REQUIRED WORK: Which lines in the records below contain the word "title"? Copy each one out.

RECORDS SHOWN:
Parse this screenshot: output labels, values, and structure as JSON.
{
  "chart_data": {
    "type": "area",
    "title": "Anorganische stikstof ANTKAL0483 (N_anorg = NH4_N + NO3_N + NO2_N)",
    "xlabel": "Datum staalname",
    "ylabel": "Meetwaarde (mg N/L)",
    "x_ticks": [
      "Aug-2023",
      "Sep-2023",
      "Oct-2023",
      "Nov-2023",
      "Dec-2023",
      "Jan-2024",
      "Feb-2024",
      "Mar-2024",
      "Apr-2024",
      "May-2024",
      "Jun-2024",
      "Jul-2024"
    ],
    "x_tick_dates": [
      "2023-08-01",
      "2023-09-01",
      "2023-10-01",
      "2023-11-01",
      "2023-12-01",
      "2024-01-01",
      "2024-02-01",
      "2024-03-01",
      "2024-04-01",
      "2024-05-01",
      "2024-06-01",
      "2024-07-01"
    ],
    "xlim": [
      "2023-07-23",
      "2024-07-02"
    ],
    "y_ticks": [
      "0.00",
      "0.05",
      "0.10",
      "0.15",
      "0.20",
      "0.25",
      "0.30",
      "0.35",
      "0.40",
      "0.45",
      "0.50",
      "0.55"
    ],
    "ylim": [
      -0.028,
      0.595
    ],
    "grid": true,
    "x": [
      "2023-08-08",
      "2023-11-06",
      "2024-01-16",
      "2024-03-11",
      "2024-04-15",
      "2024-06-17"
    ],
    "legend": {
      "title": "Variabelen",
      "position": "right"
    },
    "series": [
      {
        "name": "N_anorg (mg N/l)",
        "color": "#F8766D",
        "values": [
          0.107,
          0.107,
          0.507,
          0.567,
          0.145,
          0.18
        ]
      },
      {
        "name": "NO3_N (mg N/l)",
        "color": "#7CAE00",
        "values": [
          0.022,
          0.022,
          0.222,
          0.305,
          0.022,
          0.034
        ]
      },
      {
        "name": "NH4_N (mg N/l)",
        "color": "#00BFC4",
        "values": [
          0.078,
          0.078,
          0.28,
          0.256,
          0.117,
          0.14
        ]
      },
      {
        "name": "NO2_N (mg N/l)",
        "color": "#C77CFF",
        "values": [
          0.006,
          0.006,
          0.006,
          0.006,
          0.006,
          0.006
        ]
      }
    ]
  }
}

RESULT OF THE TASK:
    "title": "Anorganische stikstof ANTKAL0483 (N_anorg = NH4_N + NO3_N + NO2_N)",
      "title": "Variabelen",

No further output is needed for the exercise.